L’UQAM butine le savoir

Si le nombre de ruches à Montréal a augmenté du trentuple depuis 2011 pour dépasser les 360 en l’espace de 4 ans, les apiculteurs du Rucher Collectif de l’UQAM ont choisi de ne pas multiplier leurs installations au profit d’une recherche scientifique plus approfondie.

Depuis 2011, l’UQAM est passée de deux à cinq ruches, et n’en compte maintenant que quatre, suite à des complications qui ont eu lieu l’hiver dernier. Or, cette ruche ne sera pas remplacée, et les raisons motivant cette décision sont nombreuses, selon Dorothée Bezançon, apicultrice bénévole au Rucher. «Pour travailler au Rucher Collectif, ça prend une formation de base, comme celle qui est donnée par Miel Montréal, avant de s’impliquer, souligne-t-elle. Il faut aussi un minimum de cinq heures d’implication bénévole par personne, par semaine. C’est beaucoup de travail et d’organisation.» Si le nombre de ruches augmentait, il faudrait plus que les huit apiculteurs bénévoles du collectif autogéré pour prendre soin des abeilles. Le nombre de bénévoles impliqués varie chaque année, en fonction du nombre de personnes répondant à l’appel du collectif, précise le professeur associé à l’Institut des sciences de l’environnement de l’UQAM et apiculteur bénévole au Rucher Collectif , Éric Duchemin.

•••••

Tâches ▸
A: Répondez à ces questions sur l’article consacré au Rucher Collectif de l’UQAM :
(i) Combien de ruches Montréal compte-t-elle au bout de quatre ans ?
(ii) Combien d’heures de bénévolat par semaine chaque personne doit-elle consacrer au Rucher au minimum ?
(iii) Combien d’apiculteurs bénévoles compte le collectif ?
B: Poursuivez l’article sur le Rucher Collectif de l’UQAM après sa dernière phrase.
Les données qui suivent proviennent d’une autre source que l’extrait.

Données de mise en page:

•••••

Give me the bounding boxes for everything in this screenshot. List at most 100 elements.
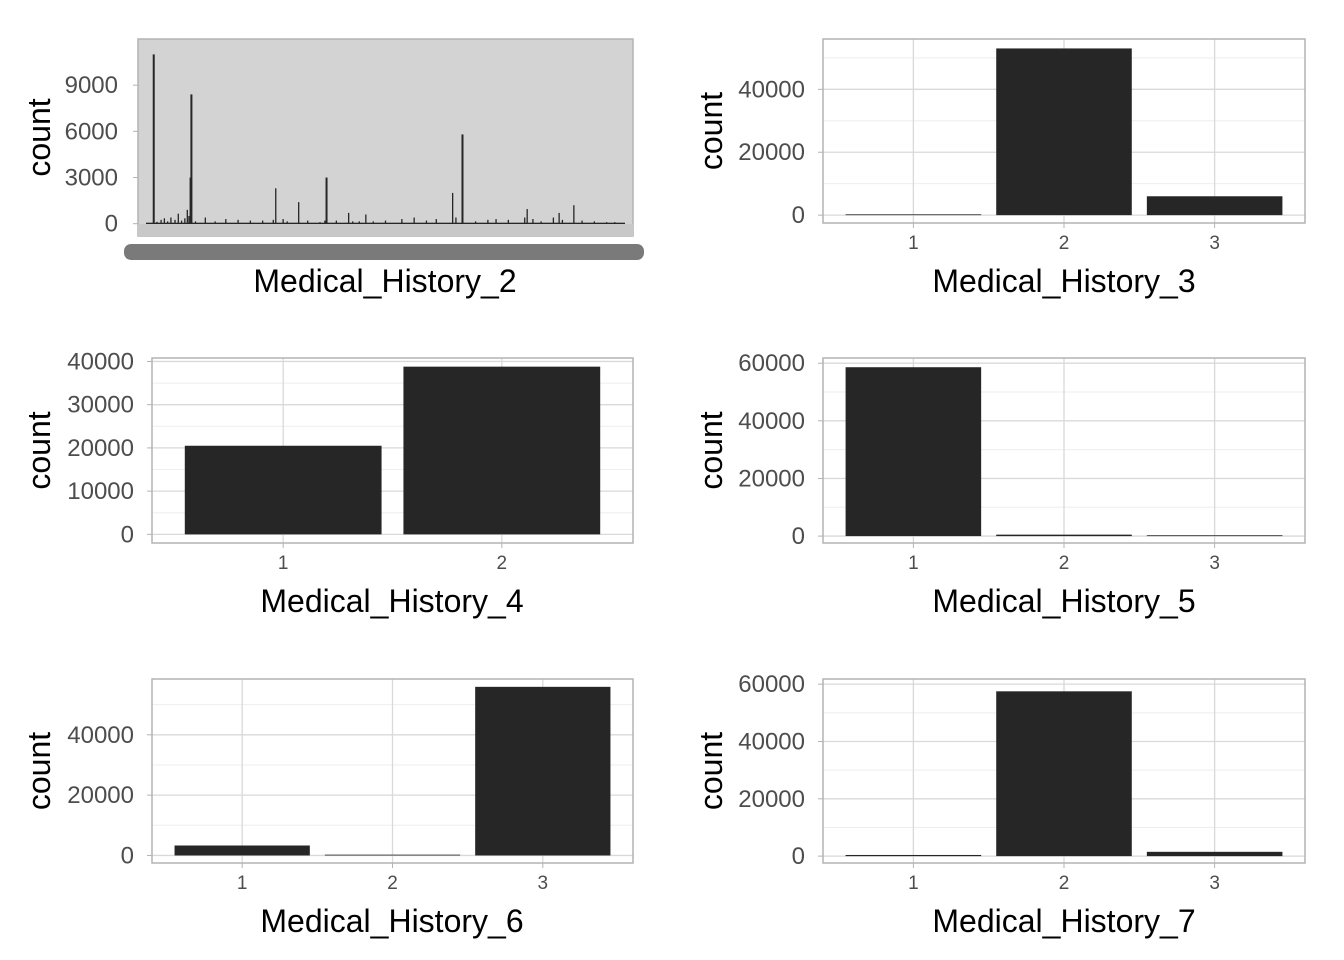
y-axis-label: count — [21, 98, 57, 176]
bar-mark — [325, 177, 328, 224]
bar-mark — [425, 220, 428, 224]
bar-mark — [194, 221, 197, 224]
bar-mark — [526, 209, 528, 224]
panel-medical-history-4: 1 2 0 10000 20000 30000 40000 Medical_History_4… — [21, 348, 634, 619]
bar-3 — [1146, 851, 1283, 857]
y-axis-label: count — [21, 411, 57, 489]
y-tick-label: 20000 — [67, 435, 134, 462]
bar-mark — [532, 219, 534, 224]
bar-mark — [455, 217, 457, 224]
bar-mark — [372, 221, 374, 224]
y-tick-label: 40000 — [738, 728, 805, 755]
panel-medical-history-3: 1 2 3 0 20000 40000 Medical_History_3 count — [693, 38, 1306, 299]
y-tick-label: 0 — [792, 843, 805, 870]
y-tick-label: 60000 — [738, 671, 805, 698]
x-tick-label: 3 — [1209, 873, 1220, 894]
y-tick-label: 20000 — [738, 465, 805, 492]
bar-mark — [282, 219, 284, 224]
panel-border — [822, 678, 1306, 864]
bar-mark — [177, 213, 179, 224]
y-tick-label: 9000 — [65, 72, 118, 99]
x-axis-label: Medical_History_7 — [932, 903, 1195, 939]
bar-2 — [403, 366, 601, 535]
y-tick-label: 40000 — [738, 408, 805, 435]
bar-mark — [307, 220, 309, 224]
bar-1 — [174, 845, 310, 856]
panel-border — [822, 357, 1306, 544]
bar-mark — [156, 221, 158, 224]
y-tick-label: 0 — [121, 521, 134, 548]
bar-mark — [384, 220, 387, 224]
bar-mark — [474, 221, 477, 224]
y-tick-label: 0 — [792, 202, 805, 229]
bar-mark — [184, 218, 186, 224]
bar-mark — [214, 221, 216, 224]
y-axis-label: count — [693, 732, 729, 810]
x-tick-label: 1 — [237, 873, 248, 894]
panel-border — [822, 38, 1306, 224]
x-tick-label: 2 — [1059, 233, 1070, 254]
bar-2 — [996, 691, 1132, 857]
y-axis-label: count — [21, 732, 57, 810]
x-tick-marks-band — [138, 224, 633, 236]
x-tick-label: 3 — [538, 873, 549, 894]
x-tick-label: 1 — [278, 553, 289, 574]
bar-mark — [237, 219, 239, 224]
panel-border — [151, 357, 634, 544]
bar-mark — [190, 94, 193, 224]
y-tick-label: 30000 — [67, 392, 134, 419]
bar-mark — [152, 54, 155, 224]
bar-mark — [495, 219, 497, 224]
bar-mark — [262, 220, 264, 224]
bar-mark — [413, 217, 415, 224]
bar-3 — [1146, 535, 1283, 537]
x-axis-label: Medical_History_2 — [253, 263, 516, 299]
x-axis-label: Medical_History_4 — [260, 583, 523, 619]
x-axis-label: Medical_History_6 — [260, 903, 523, 939]
x-tick-label: 1 — [908, 553, 919, 574]
y-tick-label: 60000 — [738, 350, 805, 377]
bar-mark — [540, 221, 542, 224]
bar-mark — [186, 209, 188, 224]
bar-mark — [204, 217, 206, 224]
bar-mark — [347, 212, 350, 224]
y-tick-label: 20000 — [738, 139, 805, 166]
bar-mark — [581, 220, 583, 224]
panel-border — [151, 678, 634, 864]
bar-mark — [573, 205, 575, 224]
y-tick-label: 40000 — [67, 722, 134, 749]
bar-3 — [475, 686, 611, 856]
bar-mark — [561, 219, 564, 224]
bar-mark — [524, 217, 526, 224]
panel-medical-history-7: 1 2 3 0 20000 40000 60000 Medical_History_7 coun… — [693, 671, 1306, 939]
y-tick-label: 0 — [792, 523, 805, 550]
bar-mark — [614, 222, 616, 224]
y-tick-label: 40000 — [738, 76, 805, 103]
bar-1 — [184, 445, 382, 535]
bar-mark — [163, 218, 166, 224]
x-axis-label: Medical_History_5 — [932, 583, 1195, 619]
bar-1 — [845, 367, 982, 537]
bar-mark — [298, 202, 300, 224]
x-tick-labels-overplotted — [124, 244, 644, 260]
panel-medical-history-5: 1 2 3 0 20000 40000 60000 Medical_History_5 coun… — [693, 350, 1306, 619]
panel-medical-history-2: 0 3000 6000 9000 Medical_History_2 count — [21, 38, 644, 299]
bar-mark — [335, 220, 338, 224]
bar-mark — [225, 219, 227, 224]
y-tick-label: 10000 — [67, 478, 134, 505]
bar-mark — [593, 221, 595, 224]
x-tick-label: 1 — [908, 873, 919, 894]
bar-mark — [452, 192, 454, 224]
bar-2 — [996, 48, 1132, 216]
x-tick-label: 2 — [1059, 873, 1070, 894]
bar-mark — [461, 134, 464, 224]
bar-mark — [487, 219, 489, 224]
bar-mark — [170, 217, 172, 224]
bar-3 — [1146, 196, 1283, 216]
bar-1 — [845, 214, 982, 216]
bar-mark — [558, 212, 560, 224]
bar-mark — [180, 220, 183, 224]
y-tick-label: 40000 — [67, 348, 134, 375]
y-axis-label: count — [693, 92, 729, 170]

•••••

Résultats ▸
A:
(i) Plus de 360 ruches.
(ii) Au moins cinq heures par semaine.
(iii) Huit apiculteurs bénévoles.

B:
Luis Gomez, coordonnateur du Collectif de recherche en aménagement paysager et agriculture urbaine durable (CRAPAUD), qui regroupe différents projets d’agriculture urbaine dont le Rucher Collectif, ne croit pas qu’il serait possible d’offrir un poste rémunéré pour assurer la gestion des projets du Collectif. «Avec les coupes à l’UQAM, ça ne vaudrait pas la peine de faire ces demandes-là. On ne voudrait pas perdre de temps avec ces procédures qui sont assez complexes et longues», souligne-t-il.  Ce genre de poste est pourtant offert ailleurs à Montréal. Le rucher de l’Université Concordia emploie des apiculteurs à temps plein pour assurer la formation d’une relève apicultrice.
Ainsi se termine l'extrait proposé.